[DIRECTIONS FOR THIS TASK]
Sort through the entries below and pull out lines containing the word "title".

——

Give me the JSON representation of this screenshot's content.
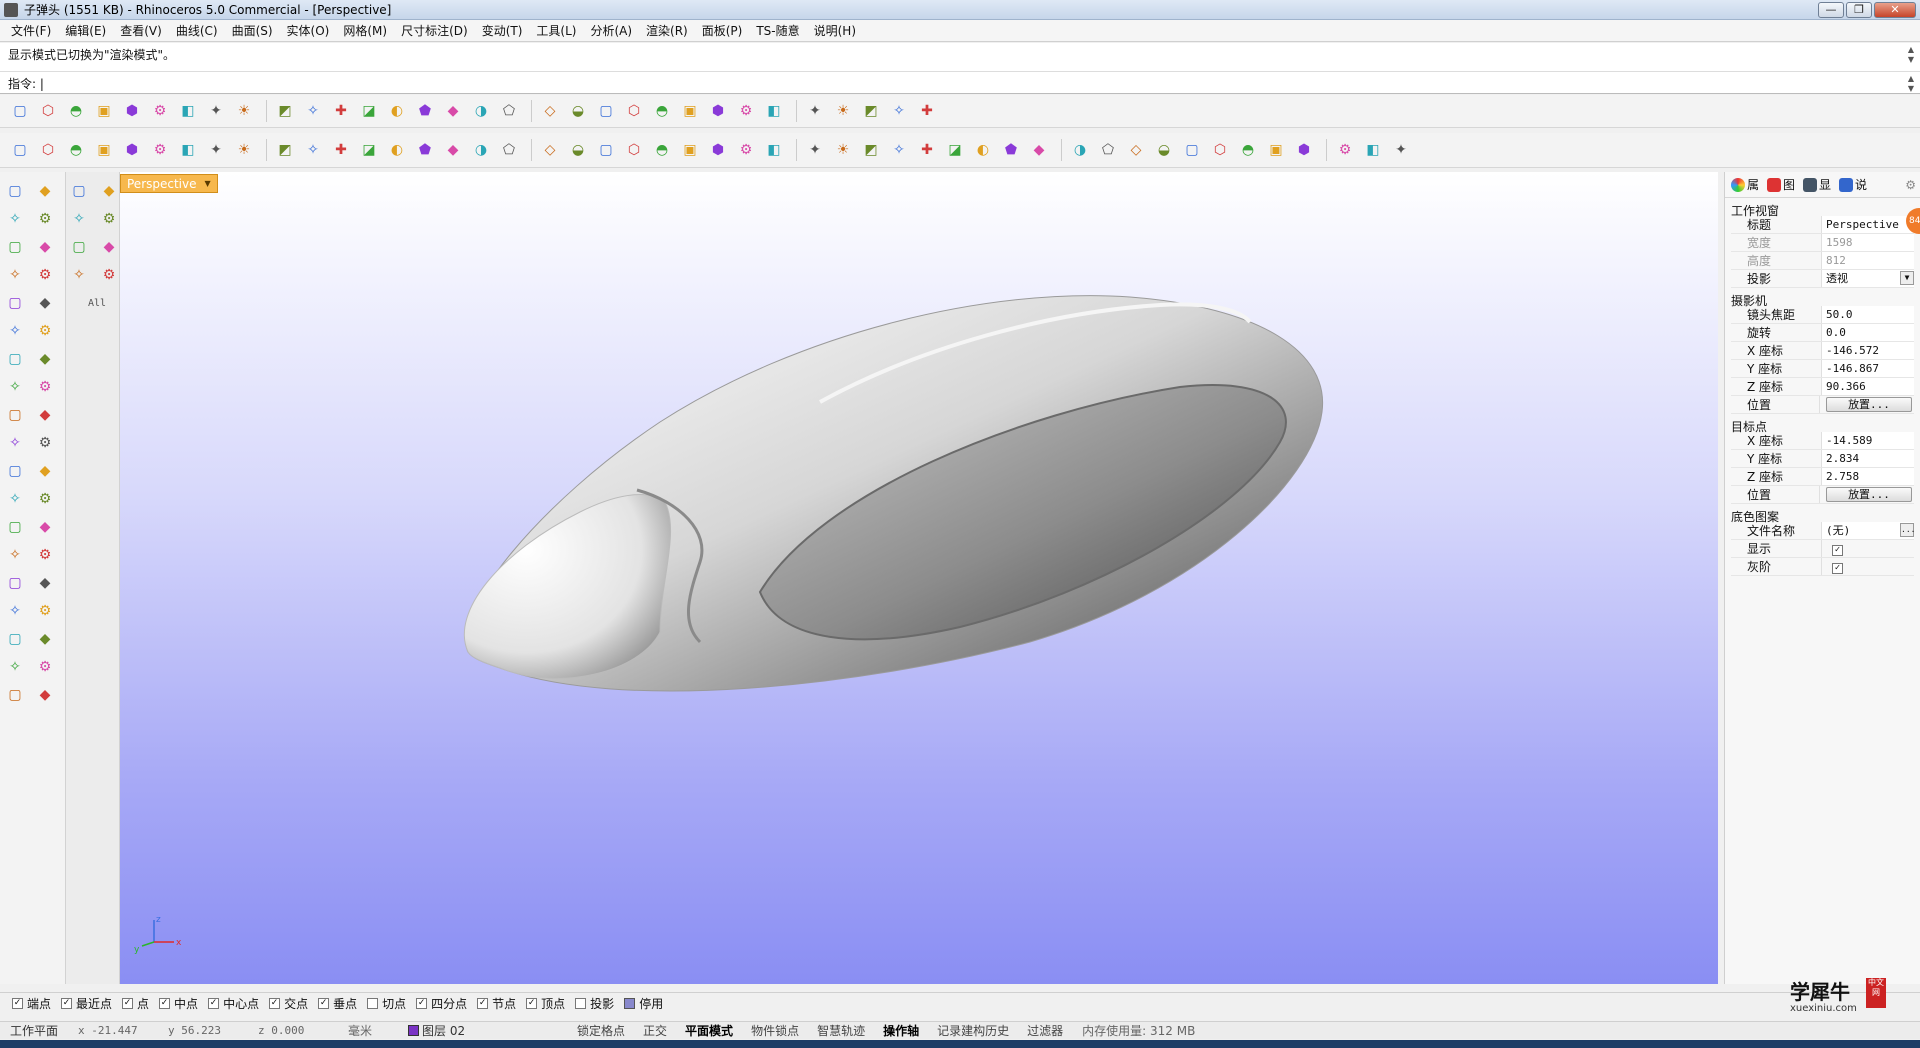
{
  "window": {
    "title": "子弹头 (1551 KB) - Rhinoceros 5.0 Commercial - [Perspective]",
    "minimize": "—",
    "maximize": "❐",
    "close": "✕"
  },
  "menu": [
    "文件(F)",
    "编辑(E)",
    "查看(V)",
    "曲线(C)",
    "曲面(S)",
    "实体(O)",
    "网格(M)",
    "尺寸标注(D)",
    "变动(T)",
    "工具(L)",
    "分析(A)",
    "渲染(R)",
    "面板(P)",
    "TS-随意",
    "说明(H)"
  ],
  "command": {
    "history": "显示模式已切换为\"渲染模式\"。",
    "prompt": "指令: |"
  },
  "viewport": {
    "tab_label": "Perspective",
    "axis_x": "x",
    "axis_y": "y",
    "axis_z": "z"
  },
  "left_tools2": {
    "all_label": "All"
  },
  "right_panel": {
    "tabs": [
      "属",
      "图",
      "显",
      "说"
    ],
    "badge": "84",
    "sections": {
      "viewport": "工作视窗",
      "camera": "摄影机",
      "target": "目标点",
      "wallpaper": "底色图案"
    },
    "rows": {
      "title": {
        "k": "标题",
        "v": "Perspective"
      },
      "width": {
        "k": "宽度",
        "v": "1598"
      },
      "height": {
        "k": "高度",
        "v": "812"
      },
      "projection": {
        "k": "投影",
        "v": "透视"
      },
      "lens": {
        "k": "镜头焦距",
        "v": "50.0"
      },
      "rotation": {
        "k": "旋转",
        "v": "0.0"
      },
      "cam_x": {
        "k": "X 座标",
        "v": "-146.572"
      },
      "cam_y": {
        "k": "Y 座标",
        "v": "-146.867"
      },
      "cam_z": {
        "k": "Z 座标",
        "v": "90.366"
      },
      "cam_pos": {
        "k": "位置",
        "v": "放置..."
      },
      "tgt_x": {
        "k": "X 座标",
        "v": "-14.589"
      },
      "tgt_y": {
        "k": "Y 座标",
        "v": "2.834"
      },
      "tgt_z": {
        "k": "Z 座标",
        "v": "2.758"
      },
      "tgt_pos": {
        "k": "位置",
        "v": "放置..."
      },
      "filename": {
        "k": "文件名称",
        "v": "(无)",
        "btn": "..."
      },
      "show": {
        "k": "显示",
        "v": "☑"
      },
      "gray": {
        "k": "灰阶",
        "v": "☑"
      }
    }
  },
  "osnap": [
    {
      "label": "端点",
      "mark": "✓"
    },
    {
      "label": "最近点",
      "mark": "✓"
    },
    {
      "label": "点",
      "mark": "✓"
    },
    {
      "label": "中点",
      "mark": "✓"
    },
    {
      "label": "中心点",
      "mark": "✓"
    },
    {
      "label": "交点",
      "mark": "✓"
    },
    {
      "label": "垂点",
      "mark": "✓"
    },
    {
      "label": "切点",
      "mark": ""
    },
    {
      "label": "四分点",
      "mark": "✓"
    },
    {
      "label": "节点",
      "mark": "✓"
    },
    {
      "label": "顶点",
      "mark": "✓"
    },
    {
      "label": "投影",
      "mark": ""
    },
    {
      "label": "停用",
      "mark": ""
    }
  ],
  "status": {
    "cplane": "工作平面",
    "x": "x -21.447",
    "y": "y 56.223",
    "z": "z 0.000",
    "unit": "毫米",
    "layer": "图层 02",
    "modes": [
      "锁定格点",
      "正交",
      "平面模式",
      "物件锁点",
      "智慧轨迹",
      "操作轴",
      "记录建构历史",
      "过滤器"
    ],
    "memory": "内存使用量: 312 MB"
  },
  "watermark": {
    "title": "学犀牛",
    "url": "xuexiniu.com",
    "seal": "中文网"
  },
  "colors": {
    "viewport_tab": "#f7b84d",
    "layer_color": "#7a33c4",
    "badge": "#f07b2a"
  }
}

——

[CORRECT RESULT]
    "title": "子弹头 (1551 KB) - Rhinoceros 5.0 Commercial - [Perspective]",
      "title": {
    "title": "学犀牛",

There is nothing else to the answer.